[Work instructions]:
#1 In the mailing-list message about deepcopying channels, rewrite the stretch from "Here is what" through "module dict happens." with "extra support" changed to "special handling".
#2 Continue the mailing-list message about deepcopying channels, picking up after its final sentence.

Start of Text to read

[Stackless] Fwd: deepcopying (pickling) channels

Christian Tismer tismer at stackless.com
Sun Oct 27 23:18:39 CET 2013


On 25.10.13 16:55, John Ehresman wrote:
> On 10/24/13 8:20 PM, Christian Tismer wrote:
>> I looked into the old CVS sources. The code is different, but has the 
>> same
>> principle:
>>
>>> /* Get the __import__ function from the builtins */ if
>>> (PyDict_Check(builtins)) { import = PyObject_GetItem(builtins,
>>> import_str); if (import == NULL) PyErr_SetObject(PyExc_KeyError,
>>> import_str); } else import = PyObject_GetAttr(builtins, import_str);
>>> if (import == NULL) goto err; tup = Py_BuildValue("(O(s))", import,
>>> name);
>>
>> Richard's version uses a slightly different way, but also grabs 
>> __import__
>> from the builtins of the interpreter.
>
> It worries me a bit that this is only done for __import__ and not for 
> the other builtins; it suggests to me that there is a reason for 
> grabbing __import__
>
>> And the problem is that I am giving that function back, which is your
>> hook, right?
>
> The immediate issue is that pickle is failing to save globals because 
> of the value of __import__.  That is probably fixable, but I'm trying 
> to figure out when the saved globals is used -- what happens when a 
> pickle created when the debugger is running is unpickled when the 
> debugger isn't running?  What happens in the reverse case?

"Monk" tismer says:
"""
Here is what happened:

Stackless does a lot to avoid pickling module dicts. For that reason,
there is extra support for the case when pickling of a module dict happens.

End of Text to read
Start of Given records

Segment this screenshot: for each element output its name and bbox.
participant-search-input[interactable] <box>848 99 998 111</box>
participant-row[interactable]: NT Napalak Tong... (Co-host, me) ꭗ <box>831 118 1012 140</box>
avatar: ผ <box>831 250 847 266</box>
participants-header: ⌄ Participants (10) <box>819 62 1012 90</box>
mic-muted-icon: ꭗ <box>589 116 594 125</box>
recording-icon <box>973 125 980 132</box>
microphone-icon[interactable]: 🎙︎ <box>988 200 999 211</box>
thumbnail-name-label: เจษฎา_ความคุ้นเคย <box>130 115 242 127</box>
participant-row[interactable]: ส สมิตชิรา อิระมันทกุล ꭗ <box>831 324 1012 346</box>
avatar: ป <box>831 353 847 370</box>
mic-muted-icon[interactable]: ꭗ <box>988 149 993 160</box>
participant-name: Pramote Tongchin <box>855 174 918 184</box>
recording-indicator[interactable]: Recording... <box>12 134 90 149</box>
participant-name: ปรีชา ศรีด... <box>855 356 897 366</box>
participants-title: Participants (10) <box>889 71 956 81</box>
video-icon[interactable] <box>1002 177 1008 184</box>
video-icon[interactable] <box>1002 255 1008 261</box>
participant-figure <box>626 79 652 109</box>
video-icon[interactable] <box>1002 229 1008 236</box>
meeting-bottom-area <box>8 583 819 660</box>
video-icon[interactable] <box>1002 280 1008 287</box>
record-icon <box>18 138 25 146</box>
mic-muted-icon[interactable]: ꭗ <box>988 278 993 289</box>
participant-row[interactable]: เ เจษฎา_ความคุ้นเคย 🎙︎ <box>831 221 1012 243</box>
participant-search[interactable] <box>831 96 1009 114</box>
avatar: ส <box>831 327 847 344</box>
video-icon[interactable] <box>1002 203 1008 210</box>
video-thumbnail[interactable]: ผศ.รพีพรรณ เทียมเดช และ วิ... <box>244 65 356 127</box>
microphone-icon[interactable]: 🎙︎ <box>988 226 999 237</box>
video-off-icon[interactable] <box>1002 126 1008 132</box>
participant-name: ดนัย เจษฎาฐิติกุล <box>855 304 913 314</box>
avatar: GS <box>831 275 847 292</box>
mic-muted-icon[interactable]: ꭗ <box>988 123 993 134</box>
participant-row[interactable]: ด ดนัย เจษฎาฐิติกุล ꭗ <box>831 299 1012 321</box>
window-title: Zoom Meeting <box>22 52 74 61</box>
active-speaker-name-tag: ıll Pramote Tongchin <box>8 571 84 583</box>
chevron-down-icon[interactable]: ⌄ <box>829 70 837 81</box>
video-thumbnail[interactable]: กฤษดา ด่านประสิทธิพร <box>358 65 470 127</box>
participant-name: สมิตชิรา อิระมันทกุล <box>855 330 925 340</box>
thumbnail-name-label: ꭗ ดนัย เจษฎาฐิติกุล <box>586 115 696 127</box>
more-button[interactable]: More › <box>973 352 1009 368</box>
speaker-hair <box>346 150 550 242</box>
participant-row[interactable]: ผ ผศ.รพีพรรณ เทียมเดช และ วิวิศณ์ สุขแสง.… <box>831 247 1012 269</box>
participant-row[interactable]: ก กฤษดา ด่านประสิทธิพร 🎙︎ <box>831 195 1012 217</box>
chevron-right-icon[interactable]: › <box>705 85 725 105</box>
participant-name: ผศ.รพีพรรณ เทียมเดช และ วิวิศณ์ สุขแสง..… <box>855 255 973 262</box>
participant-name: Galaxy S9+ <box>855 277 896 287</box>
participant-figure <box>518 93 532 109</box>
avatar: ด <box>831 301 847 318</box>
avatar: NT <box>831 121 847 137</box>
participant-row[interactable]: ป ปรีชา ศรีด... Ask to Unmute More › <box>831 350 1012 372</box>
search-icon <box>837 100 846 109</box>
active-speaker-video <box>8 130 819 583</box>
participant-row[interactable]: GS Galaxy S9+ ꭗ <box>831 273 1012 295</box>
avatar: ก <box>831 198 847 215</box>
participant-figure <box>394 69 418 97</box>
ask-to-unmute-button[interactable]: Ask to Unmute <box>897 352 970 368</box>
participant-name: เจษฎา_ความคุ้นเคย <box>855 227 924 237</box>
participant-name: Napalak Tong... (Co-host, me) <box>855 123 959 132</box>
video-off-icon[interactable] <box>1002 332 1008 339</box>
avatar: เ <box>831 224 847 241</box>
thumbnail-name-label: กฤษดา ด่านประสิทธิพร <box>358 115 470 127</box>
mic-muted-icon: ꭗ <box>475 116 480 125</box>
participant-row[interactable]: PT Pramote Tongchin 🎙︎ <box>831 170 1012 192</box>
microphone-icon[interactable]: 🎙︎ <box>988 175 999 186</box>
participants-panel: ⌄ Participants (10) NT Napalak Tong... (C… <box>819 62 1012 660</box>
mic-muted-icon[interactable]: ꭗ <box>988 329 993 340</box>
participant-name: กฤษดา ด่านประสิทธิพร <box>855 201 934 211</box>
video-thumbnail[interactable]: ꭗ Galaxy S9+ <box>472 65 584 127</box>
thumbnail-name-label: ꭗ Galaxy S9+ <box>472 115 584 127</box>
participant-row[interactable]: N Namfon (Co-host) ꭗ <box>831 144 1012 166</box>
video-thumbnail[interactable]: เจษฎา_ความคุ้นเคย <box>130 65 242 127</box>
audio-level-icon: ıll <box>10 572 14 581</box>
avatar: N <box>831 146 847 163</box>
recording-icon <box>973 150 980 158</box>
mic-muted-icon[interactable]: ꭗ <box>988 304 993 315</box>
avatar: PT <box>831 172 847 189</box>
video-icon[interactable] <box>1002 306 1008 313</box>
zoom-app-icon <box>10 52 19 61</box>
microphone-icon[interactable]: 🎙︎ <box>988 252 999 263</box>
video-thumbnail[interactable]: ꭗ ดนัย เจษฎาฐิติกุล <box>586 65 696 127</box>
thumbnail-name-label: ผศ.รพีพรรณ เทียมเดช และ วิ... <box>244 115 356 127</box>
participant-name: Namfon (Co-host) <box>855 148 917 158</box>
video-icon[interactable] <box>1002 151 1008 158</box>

End of Given records

[Results for the exercise]:
#1
Here is what happened:

Stackless does a lot to avoid pickling module dicts. For that reason,
there is special handling for the case when pickling of a module dict happens.

#2
Test code:
#-------------------------------------------------------------
import pickle

def func(): pass

class Test0(object):
     def __init__(self):
         self.func = func

class Test1(object):
     def __init__(self):
         self.func = lambda s: 0
#-------------------------------------------------------------

In Test0, func is an entry of module __main__. The __dict__ of __main__
is found as the dict of __main__, and the support machinery works.

In Test1, func is an anonymous lambda, and its func_globals dict must be
pickled since it is not reachable from the module globals.

Stackless grabs __import__ from __builtin__, in order to get __main__,
then builds a reconstructor which can build the lambda and assign it
to __main__.

But now __import__ must be resolved. In the normal case, with no Wing
running, this is a known __builtin__ member and we are done.

When Wing IDE is active, __import__ is actually function wingdb_import_hook
of module tdbgtracer27stacklessx64, and that cannot be imported.

So my guess of the solution is this:

Let wingdb_import_hook report "__builtin__" as its module and 
'__import__' as
its name, and you are fine.
"""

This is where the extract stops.